_Entries provided:_
*** Begin section ***
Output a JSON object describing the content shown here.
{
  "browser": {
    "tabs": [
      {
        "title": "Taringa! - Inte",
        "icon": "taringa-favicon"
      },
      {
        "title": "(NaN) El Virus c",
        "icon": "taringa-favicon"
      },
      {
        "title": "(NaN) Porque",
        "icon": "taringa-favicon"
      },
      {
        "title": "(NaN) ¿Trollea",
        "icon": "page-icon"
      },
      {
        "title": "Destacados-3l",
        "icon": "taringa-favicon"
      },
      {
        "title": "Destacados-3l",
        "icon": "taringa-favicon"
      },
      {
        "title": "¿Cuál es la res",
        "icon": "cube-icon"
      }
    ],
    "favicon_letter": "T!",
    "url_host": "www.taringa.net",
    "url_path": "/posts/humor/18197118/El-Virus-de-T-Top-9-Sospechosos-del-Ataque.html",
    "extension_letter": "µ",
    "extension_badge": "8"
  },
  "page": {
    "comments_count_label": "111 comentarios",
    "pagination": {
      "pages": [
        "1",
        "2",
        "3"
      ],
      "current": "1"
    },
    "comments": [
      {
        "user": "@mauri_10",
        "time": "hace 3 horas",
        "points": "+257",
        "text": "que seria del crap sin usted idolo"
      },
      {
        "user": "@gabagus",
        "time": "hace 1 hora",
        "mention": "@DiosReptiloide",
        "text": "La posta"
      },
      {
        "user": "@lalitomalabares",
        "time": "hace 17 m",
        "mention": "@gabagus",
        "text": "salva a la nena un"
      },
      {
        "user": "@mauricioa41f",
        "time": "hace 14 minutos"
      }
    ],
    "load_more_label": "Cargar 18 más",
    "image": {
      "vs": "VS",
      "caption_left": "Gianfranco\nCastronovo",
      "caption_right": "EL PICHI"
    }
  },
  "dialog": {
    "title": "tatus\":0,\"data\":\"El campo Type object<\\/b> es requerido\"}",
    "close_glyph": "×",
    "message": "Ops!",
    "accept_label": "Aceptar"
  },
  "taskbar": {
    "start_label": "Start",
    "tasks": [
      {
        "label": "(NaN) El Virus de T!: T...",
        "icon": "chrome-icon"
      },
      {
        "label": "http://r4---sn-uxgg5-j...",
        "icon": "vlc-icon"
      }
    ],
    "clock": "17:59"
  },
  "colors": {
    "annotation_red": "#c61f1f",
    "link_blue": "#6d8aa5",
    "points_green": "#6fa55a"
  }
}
*** End section ***
_Task:_
Determine how many lines in the data above include the word "time", and state that number only.

_Task solution:_
4